Count the lines below that contain the word "numa" and give only that number.

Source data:
####
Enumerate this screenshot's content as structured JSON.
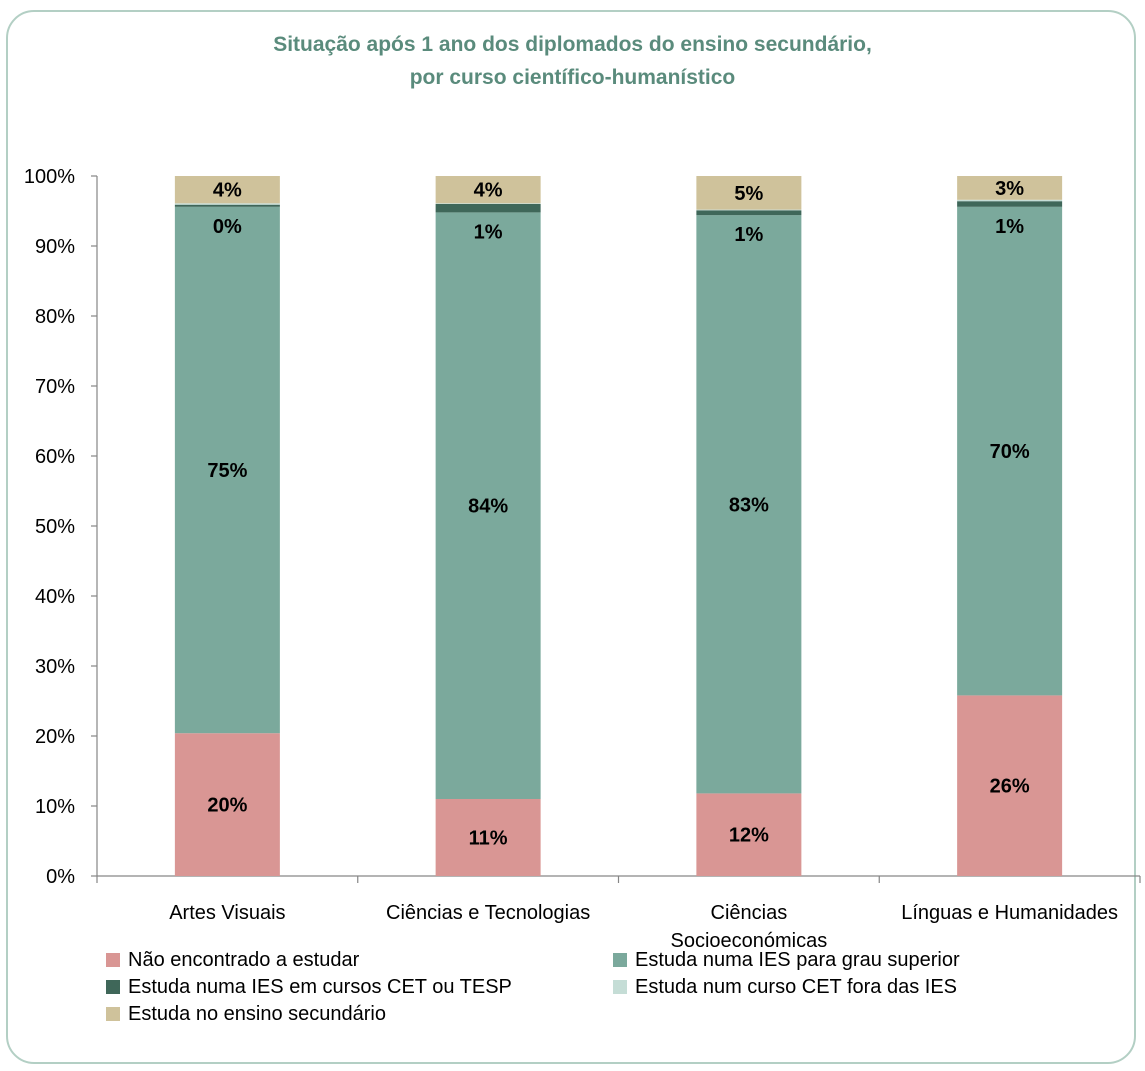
{
  "chart_data": {
    "type": "bar",
    "stacked": true,
    "title": "Situação após 1 ano dos diplomados do ensino secundário,",
    "subtitle": "por curso científico-humanístico",
    "categories": [
      "Artes Visuais",
      "Ciências e Tecnologias",
      "Ciências Socioeconómicas",
      "Línguas e Humanidades"
    ],
    "category_lines": [
      [
        "Artes Visuais"
      ],
      [
        "Ciências e Tecnologias"
      ],
      [
        "Ciências",
        "Socioeconómicas"
      ],
      [
        "Línguas e Humanidades"
      ]
    ],
    "ylim": [
      0,
      100
    ],
    "yticks": [
      "0%",
      "10%",
      "20%",
      "30%",
      "40%",
      "50%",
      "60%",
      "70%",
      "80%",
      "90%",
      "100%"
    ],
    "grid": false,
    "legend_position": "bottom",
    "series": [
      {
        "name": "Não encontrado a estudar",
        "color": "#d99694",
        "values": [
          20.4,
          11.0,
          11.8,
          25.8
        ],
        "labels": [
          "20%",
          "11%",
          "12%",
          "26%"
        ]
      },
      {
        "name": "Estuda numa IES para grau superior",
        "color": "#7ba99c",
        "values": [
          75.2,
          83.8,
          82.6,
          69.8
        ],
        "labels": [
          "75%",
          "84%",
          "83%",
          "70%"
        ]
      },
      {
        "name": "Estuda numa IES em cursos CET ou TESP",
        "color": "#3f6759",
        "values": [
          0.3,
          1.2,
          0.7,
          0.8
        ],
        "labels": [
          "0%",
          "1%",
          "1%",
          "1%"
        ]
      },
      {
        "name": "Estuda num curso CET fora das IES",
        "color": "#c5ddd6",
        "values": [
          0.2,
          0.1,
          0.1,
          0.2
        ],
        "labels": [
          "",
          "",
          "",
          ""
        ]
      },
      {
        "name": "Estuda no ensino secundário",
        "color": "#cfc29b",
        "values": [
          3.9,
          3.9,
          4.8,
          3.4
        ],
        "labels": [
          "4%",
          "4%",
          "5%",
          "3%"
        ]
      }
    ]
  }
}
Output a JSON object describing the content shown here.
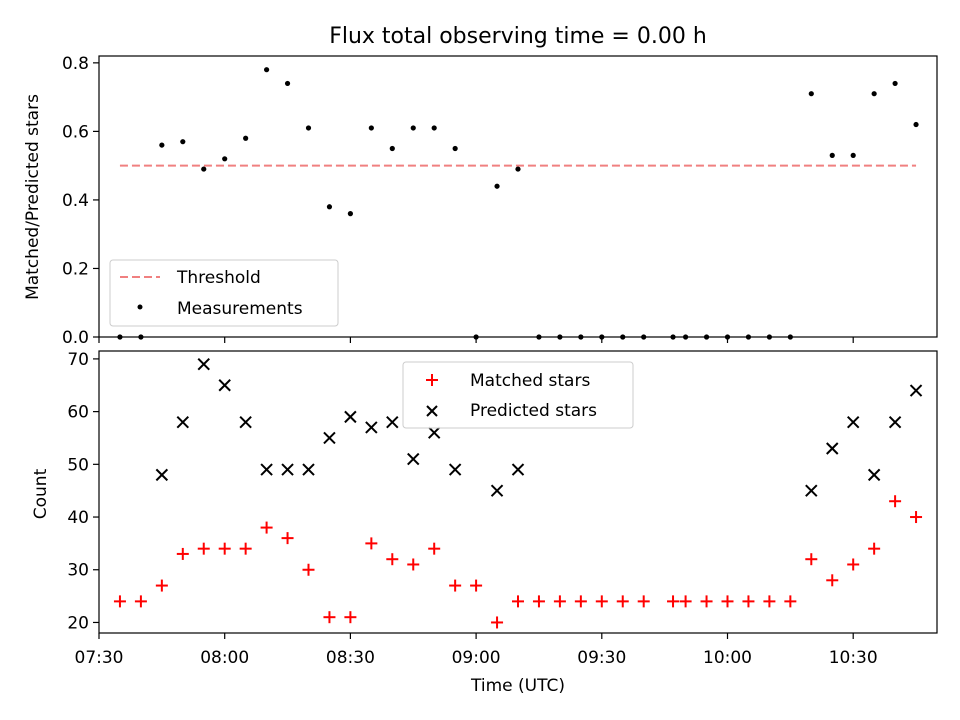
####
### [TASK SOLUTION]
2